* start Input records *

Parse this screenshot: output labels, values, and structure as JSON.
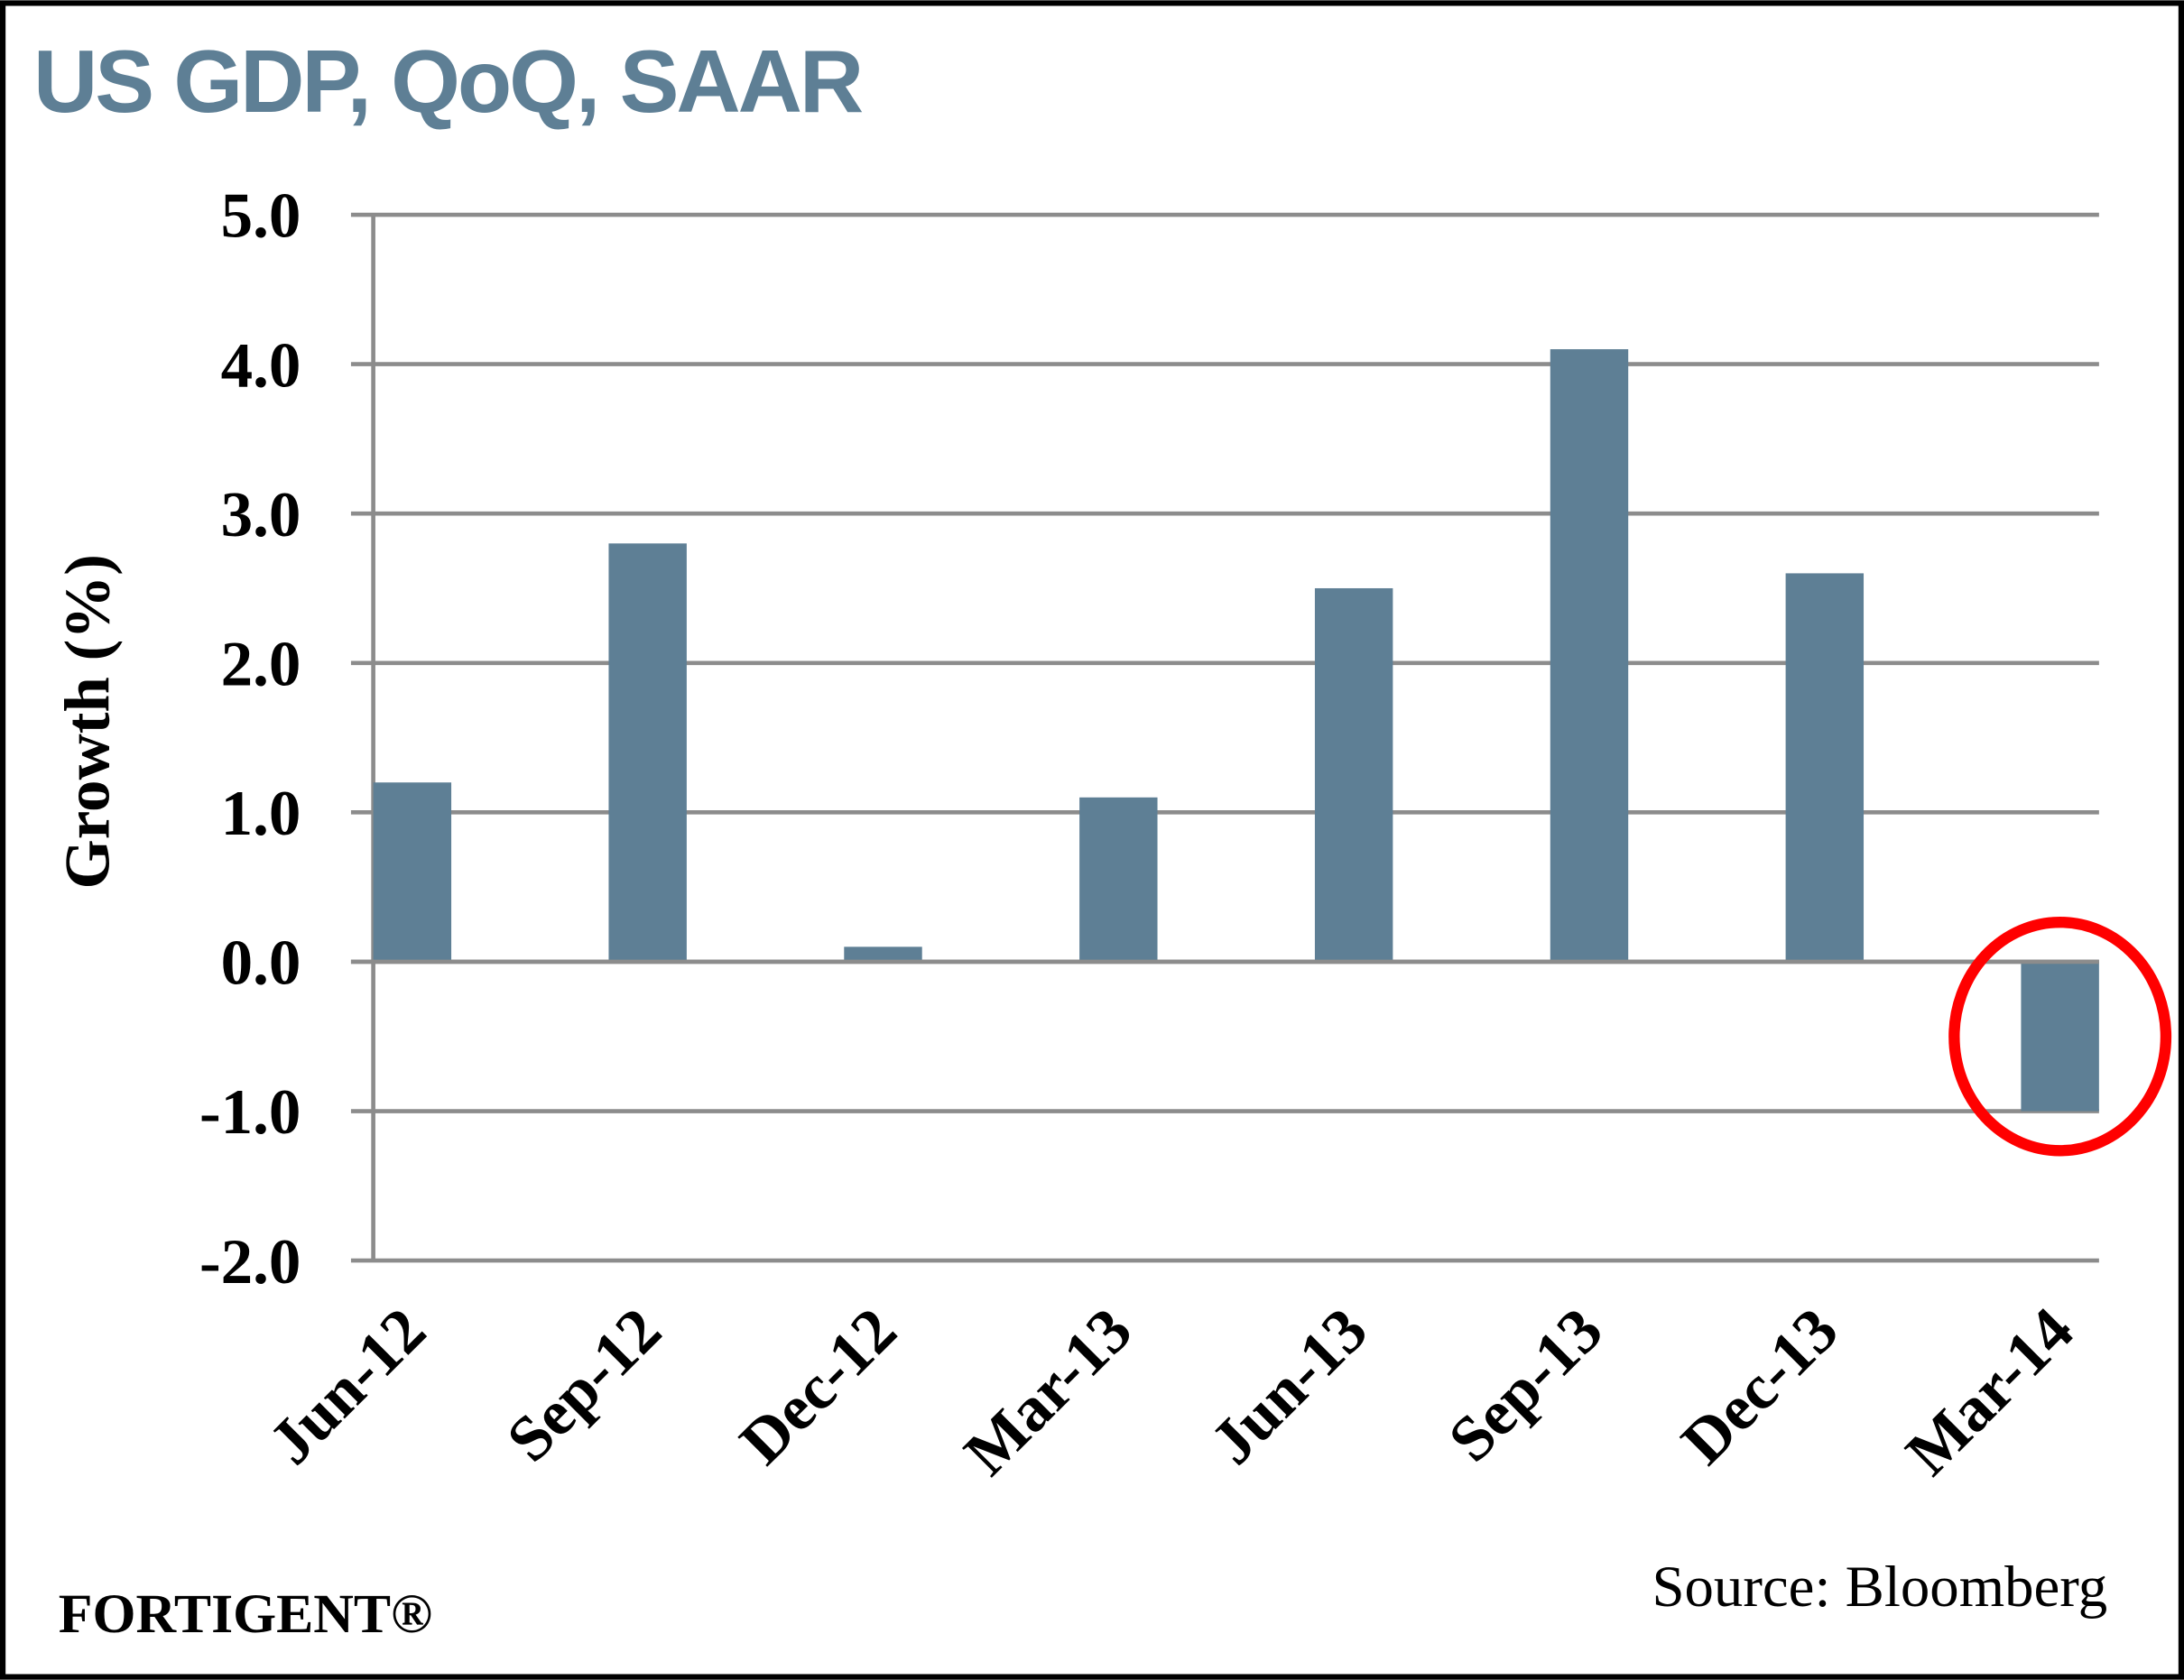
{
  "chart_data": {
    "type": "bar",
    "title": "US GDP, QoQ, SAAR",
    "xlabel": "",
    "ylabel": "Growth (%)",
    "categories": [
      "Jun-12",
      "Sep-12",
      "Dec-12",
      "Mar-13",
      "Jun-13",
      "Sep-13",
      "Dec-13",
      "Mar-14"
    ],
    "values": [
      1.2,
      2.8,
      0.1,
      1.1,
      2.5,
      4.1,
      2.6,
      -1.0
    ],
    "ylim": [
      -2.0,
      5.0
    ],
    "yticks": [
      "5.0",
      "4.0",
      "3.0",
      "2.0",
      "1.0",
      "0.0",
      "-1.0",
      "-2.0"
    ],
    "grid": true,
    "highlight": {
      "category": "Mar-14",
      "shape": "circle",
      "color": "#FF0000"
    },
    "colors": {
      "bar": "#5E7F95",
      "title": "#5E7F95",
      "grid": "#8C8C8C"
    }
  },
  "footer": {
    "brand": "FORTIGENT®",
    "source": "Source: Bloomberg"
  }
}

* end Input records *

What the exercise asks – Each line that holds the word "values" should be extracted from the records.

Output for this task –
Parse this screenshot: output labels, values, and structure as JSON.
    "values": [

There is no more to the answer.